The exercise - Print each line of the listing once more, precisely as given.
— START Stored data —
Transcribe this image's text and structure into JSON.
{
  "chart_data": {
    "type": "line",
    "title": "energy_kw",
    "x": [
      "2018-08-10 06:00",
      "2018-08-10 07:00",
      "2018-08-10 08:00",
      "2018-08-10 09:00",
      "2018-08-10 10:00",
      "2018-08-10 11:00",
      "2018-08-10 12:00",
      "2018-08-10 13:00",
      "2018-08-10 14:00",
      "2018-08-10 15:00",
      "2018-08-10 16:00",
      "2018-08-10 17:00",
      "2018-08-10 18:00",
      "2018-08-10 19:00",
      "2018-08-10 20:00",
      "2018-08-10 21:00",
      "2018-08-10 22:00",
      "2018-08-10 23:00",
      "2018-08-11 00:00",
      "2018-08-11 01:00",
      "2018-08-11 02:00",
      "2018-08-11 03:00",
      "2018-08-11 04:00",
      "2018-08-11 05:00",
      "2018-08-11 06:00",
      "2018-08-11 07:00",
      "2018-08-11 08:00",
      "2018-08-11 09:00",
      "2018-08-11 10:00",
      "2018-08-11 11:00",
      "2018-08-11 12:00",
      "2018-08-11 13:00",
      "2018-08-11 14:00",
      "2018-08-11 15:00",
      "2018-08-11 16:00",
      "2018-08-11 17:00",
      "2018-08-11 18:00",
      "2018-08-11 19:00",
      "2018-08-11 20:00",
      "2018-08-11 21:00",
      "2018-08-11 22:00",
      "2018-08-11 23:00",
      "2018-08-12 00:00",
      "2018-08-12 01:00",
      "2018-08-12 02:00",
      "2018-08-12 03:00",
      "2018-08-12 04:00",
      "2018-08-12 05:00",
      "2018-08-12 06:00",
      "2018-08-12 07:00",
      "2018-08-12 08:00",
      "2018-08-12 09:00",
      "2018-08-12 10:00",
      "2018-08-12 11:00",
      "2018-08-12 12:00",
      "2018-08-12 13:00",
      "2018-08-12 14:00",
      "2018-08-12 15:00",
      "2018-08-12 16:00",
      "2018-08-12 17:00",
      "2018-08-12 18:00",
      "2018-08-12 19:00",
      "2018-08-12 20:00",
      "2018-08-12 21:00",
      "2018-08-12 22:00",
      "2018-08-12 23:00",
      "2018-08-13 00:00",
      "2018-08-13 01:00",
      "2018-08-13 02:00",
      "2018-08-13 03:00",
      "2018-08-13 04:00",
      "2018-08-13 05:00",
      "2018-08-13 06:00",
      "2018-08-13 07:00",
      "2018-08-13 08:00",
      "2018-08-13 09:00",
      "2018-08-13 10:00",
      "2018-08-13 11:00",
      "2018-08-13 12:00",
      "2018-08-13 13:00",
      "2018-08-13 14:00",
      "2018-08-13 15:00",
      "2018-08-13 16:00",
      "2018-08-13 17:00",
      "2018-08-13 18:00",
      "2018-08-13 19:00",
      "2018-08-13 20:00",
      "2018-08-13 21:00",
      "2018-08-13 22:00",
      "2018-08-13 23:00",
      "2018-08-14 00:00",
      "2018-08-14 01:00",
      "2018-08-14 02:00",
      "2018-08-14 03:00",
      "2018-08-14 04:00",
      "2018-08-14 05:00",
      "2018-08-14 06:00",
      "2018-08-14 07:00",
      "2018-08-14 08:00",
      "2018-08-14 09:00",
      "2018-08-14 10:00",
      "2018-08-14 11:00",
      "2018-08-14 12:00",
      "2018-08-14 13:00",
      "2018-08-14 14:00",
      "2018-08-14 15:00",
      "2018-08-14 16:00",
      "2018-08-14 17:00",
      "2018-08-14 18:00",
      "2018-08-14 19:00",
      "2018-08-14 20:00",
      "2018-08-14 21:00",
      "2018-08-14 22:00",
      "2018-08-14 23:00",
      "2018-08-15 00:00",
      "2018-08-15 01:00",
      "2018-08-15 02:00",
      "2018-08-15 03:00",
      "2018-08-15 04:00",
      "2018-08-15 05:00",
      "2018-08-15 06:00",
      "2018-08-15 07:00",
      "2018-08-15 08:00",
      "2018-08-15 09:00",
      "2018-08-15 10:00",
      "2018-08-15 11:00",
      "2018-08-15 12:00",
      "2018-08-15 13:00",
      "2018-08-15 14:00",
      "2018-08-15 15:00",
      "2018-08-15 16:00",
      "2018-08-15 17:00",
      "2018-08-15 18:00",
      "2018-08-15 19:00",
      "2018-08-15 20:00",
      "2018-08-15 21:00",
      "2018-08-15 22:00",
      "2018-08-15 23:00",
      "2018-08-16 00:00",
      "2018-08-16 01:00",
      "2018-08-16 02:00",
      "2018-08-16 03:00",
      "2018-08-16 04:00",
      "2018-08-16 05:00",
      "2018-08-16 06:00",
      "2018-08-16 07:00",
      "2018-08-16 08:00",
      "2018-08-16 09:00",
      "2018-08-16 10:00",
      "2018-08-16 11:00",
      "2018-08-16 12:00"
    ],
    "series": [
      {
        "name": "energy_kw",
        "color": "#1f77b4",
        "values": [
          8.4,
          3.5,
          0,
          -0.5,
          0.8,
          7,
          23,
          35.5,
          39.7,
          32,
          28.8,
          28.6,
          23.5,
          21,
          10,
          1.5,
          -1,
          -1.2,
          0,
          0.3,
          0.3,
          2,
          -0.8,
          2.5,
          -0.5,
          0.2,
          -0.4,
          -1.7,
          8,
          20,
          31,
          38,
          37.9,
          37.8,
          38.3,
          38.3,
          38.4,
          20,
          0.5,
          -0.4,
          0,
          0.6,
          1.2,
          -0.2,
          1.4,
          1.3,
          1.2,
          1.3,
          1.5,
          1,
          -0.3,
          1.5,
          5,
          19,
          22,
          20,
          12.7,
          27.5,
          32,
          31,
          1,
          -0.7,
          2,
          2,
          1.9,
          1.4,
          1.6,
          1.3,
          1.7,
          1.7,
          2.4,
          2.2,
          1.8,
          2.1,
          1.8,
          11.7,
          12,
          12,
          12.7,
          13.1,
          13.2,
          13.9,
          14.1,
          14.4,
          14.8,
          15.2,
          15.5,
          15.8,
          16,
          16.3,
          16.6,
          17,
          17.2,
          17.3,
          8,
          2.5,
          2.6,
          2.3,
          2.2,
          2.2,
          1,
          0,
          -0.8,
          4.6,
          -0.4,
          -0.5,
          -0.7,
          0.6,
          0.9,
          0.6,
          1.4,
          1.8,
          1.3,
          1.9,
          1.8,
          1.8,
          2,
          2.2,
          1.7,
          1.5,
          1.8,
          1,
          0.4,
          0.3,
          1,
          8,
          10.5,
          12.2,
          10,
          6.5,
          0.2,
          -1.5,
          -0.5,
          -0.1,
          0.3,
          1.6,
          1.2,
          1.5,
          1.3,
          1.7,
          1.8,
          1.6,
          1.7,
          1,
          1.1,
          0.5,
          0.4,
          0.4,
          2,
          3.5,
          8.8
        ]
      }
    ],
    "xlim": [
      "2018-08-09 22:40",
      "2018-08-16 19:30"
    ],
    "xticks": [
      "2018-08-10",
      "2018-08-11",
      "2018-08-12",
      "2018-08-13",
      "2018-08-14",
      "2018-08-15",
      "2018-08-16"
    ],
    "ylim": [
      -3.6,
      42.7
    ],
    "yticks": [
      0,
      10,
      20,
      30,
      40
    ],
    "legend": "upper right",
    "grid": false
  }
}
— END Stored data —
Expected answer -
Transcribe this image's text and structure into JSON.
{
  "chart_data": {
    "type": "line",
    "title": "energy_kw",
    "x": [
      "2018-08-10 06:00",
      "2018-08-10 07:00",
      "2018-08-10 08:00",
      "2018-08-10 09:00",
      "2018-08-10 10:00",
      "2018-08-10 11:00",
      "2018-08-10 12:00",
      "2018-08-10 13:00",
      "2018-08-10 14:00",
      "2018-08-10 15:00",
      "2018-08-10 16:00",
      "2018-08-10 17:00",
      "2018-08-10 18:00",
      "2018-08-10 19:00",
      "2018-08-10 20:00",
      "2018-08-10 21:00",
      "2018-08-10 22:00",
      "2018-08-10 23:00",
      "2018-08-11 00:00",
      "2018-08-11 01:00",
      "2018-08-11 02:00",
      "2018-08-11 03:00",
      "2018-08-11 04:00",
      "2018-08-11 05:00",
      "2018-08-11 06:00",
      "2018-08-11 07:00",
      "2018-08-11 08:00",
      "2018-08-11 09:00",
      "2018-08-11 10:00",
      "2018-08-11 11:00",
      "2018-08-11 12:00",
      "2018-08-11 13:00",
      "2018-08-11 14:00",
      "2018-08-11 15:00",
      "2018-08-11 16:00",
      "2018-08-11 17:00",
      "2018-08-11 18:00",
      "2018-08-11 19:00",
      "2018-08-11 20:00",
      "2018-08-11 21:00",
      "2018-08-11 22:00",
      "2018-08-11 23:00",
      "2018-08-12 00:00",
      "2018-08-12 01:00",
      "2018-08-12 02:00",
      "2018-08-12 03:00",
      "2018-08-12 04:00",
      "2018-08-12 05:00",
      "2018-08-12 06:00",
      "2018-08-12 07:00",
      "2018-08-12 08:00",
      "2018-08-12 09:00",
      "2018-08-12 10:00",
      "2018-08-12 11:00",
      "2018-08-12 12:00",
      "2018-08-12 13:00",
      "2018-08-12 14:00",
      "2018-08-12 15:00",
      "2018-08-12 16:00",
      "2018-08-12 17:00",
      "2018-08-12 18:00",
      "2018-08-12 19:00",
      "2018-08-12 20:00",
      "2018-08-12 21:00",
      "2018-08-12 22:00",
      "2018-08-12 23:00",
      "2018-08-13 00:00",
      "2018-08-13 01:00",
      "2018-08-13 02:00",
      "2018-08-13 03:00",
      "2018-08-13 04:00",
      "2018-08-13 05:00",
      "2018-08-13 06:00",
      "2018-08-13 07:00",
      "2018-08-13 08:00",
      "2018-08-13 09:00",
      "2018-08-13 10:00",
      "2018-08-13 11:00",
      "2018-08-13 12:00",
      "2018-08-13 13:00",
      "2018-08-13 14:00",
      "2018-08-13 15:00",
      "2018-08-13 16:00",
      "2018-08-13 17:00",
      "2018-08-13 18:00",
      "2018-08-13 19:00",
      "2018-08-13 20:00",
      "2018-08-13 21:00",
      "2018-08-13 22:00",
      "2018-08-13 23:00",
      "2018-08-14 00:00",
      "2018-08-14 01:00",
      "2018-08-14 02:00",
      "2018-08-14 03:00",
      "2018-08-14 04:00",
      "2018-08-14 05:00",
      "2018-08-14 06:00",
      "2018-08-14 07:00",
      "2018-08-14 08:00",
      "2018-08-14 09:00",
      "2018-08-14 10:00",
      "2018-08-14 11:00",
      "2018-08-14 12:00",
      "2018-08-14 13:00",
      "2018-08-14 14:00",
      "2018-08-14 15:00",
      "2018-08-14 16:00",
      "2018-08-14 17:00",
      "2018-08-14 18:00",
      "2018-08-14 19:00",
      "2018-08-14 20:00",
      "2018-08-14 21:00",
      "2018-08-14 22:00",
      "2018-08-14 23:00",
      "2018-08-15 00:00",
      "2018-08-15 01:00",
      "2018-08-15 02:00",
      "2018-08-15 03:00",
      "2018-08-15 04:00",
      "2018-08-15 05:00",
      "2018-08-15 06:00",
      "2018-08-15 07:00",
      "2018-08-15 08:00",
      "2018-08-15 09:00",
      "2018-08-15 10:00",
      "2018-08-15 11:00",
      "2018-08-15 12:00",
      "2018-08-15 13:00",
      "2018-08-15 14:00",
      "2018-08-15 15:00",
      "2018-08-15 16:00",
      "2018-08-15 17:00",
      "2018-08-15 18:00",
      "2018-08-15 19:00",
      "2018-08-15 20:00",
      "2018-08-15 21:00",
      "2018-08-15 22:00",
      "2018-08-15 23:00",
      "2018-08-16 00:00",
      "2018-08-16 01:00",
      "2018-08-16 02:00",
      "2018-08-16 03:00",
      "2018-08-16 04:00",
      "2018-08-16 05:00",
      "2018-08-16 06:00",
      "2018-08-16 07:00",
      "2018-08-16 08:00",
      "2018-08-16 09:00",
      "2018-08-16 10:00",
      "2018-08-16 11:00",
      "2018-08-16 12:00"
    ],
    "series": [
      {
        "name": "energy_kw",
        "color": "#1f77b4",
        "values": [
          8.4,
          3.5,
          0,
          -0.5,
          0.8,
          7,
          23,
          35.5,
          39.7,
          32,
          28.8,
          28.6,
          23.5,
          21,
          10,
          1.5,
          -1,
          -1.2,
          0,
          0.3,
          0.3,
          2,
          -0.8,
          2.5,
          -0.5,
          0.2,
          -0.4,
          -1.7,
          8,
          20,
          31,
          38,
          37.9,
          37.8,
          38.3,
          38.3,
          38.4,
          20,
          0.5,
          -0.4,
          0,
          0.6,
          1.2,
          -0.2,
          1.4,
          1.3,
          1.2,
          1.3,
          1.5,
          1,
          -0.3,
          1.5,
          5,
          19,
          22,
          20,
          12.7,
          27.5,
          32,
          31,
          1,
          -0.7,
          2,
          2,
          1.9,
          1.4,
          1.6,
          1.3,
          1.7,
          1.7,
          2.4,
          2.2,
          1.8,
          2.1,
          1.8,
          11.7,
          12,
          12,
          12.7,
          13.1,
          13.2,
          13.9,
          14.1,
          14.4,
          14.8,
          15.2,
          15.5,
          15.8,
          16,
          16.3,
          16.6,
          17,
          17.2,
          17.3,
          8,
          2.5,
          2.6,
          2.3,
          2.2,
          2.2,
          1,
          0,
          -0.8,
          4.6,
          -0.4,
          -0.5,
          -0.7,
          0.6,
          0.9,
          0.6,
          1.4,
          1.8,
          1.3,
          1.9,
          1.8,
          1.8,
          2,
          2.2,
          1.7,
          1.5,
          1.8,
          1,
          0.4,
          0.3,
          1,
          8,
          10.5,
          12.2,
          10,
          6.5,
          0.2,
          -1.5,
          -0.5,
          -0.1,
          0.3,
          1.6,
          1.2,
          1.5,
          1.3,
          1.7,
          1.8,
          1.6,
          1.7,
          1,
          1.1,
          0.5,
          0.4,
          0.4,
          2,
          3.5,
          8.8
        ]
      }
    ],
    "xlim": [
      "2018-08-09 22:40",
      "2018-08-16 19:30"
    ],
    "xticks": [
      "2018-08-10",
      "2018-08-11",
      "2018-08-12",
      "2018-08-13",
      "2018-08-14",
      "2018-08-15",
      "2018-08-16"
    ],
    "ylim": [
      -3.6,
      42.7
    ],
    "yticks": [
      0,
      10,
      20,
      30,
      40
    ],
    "legend": "upper right",
    "grid": false
  }
}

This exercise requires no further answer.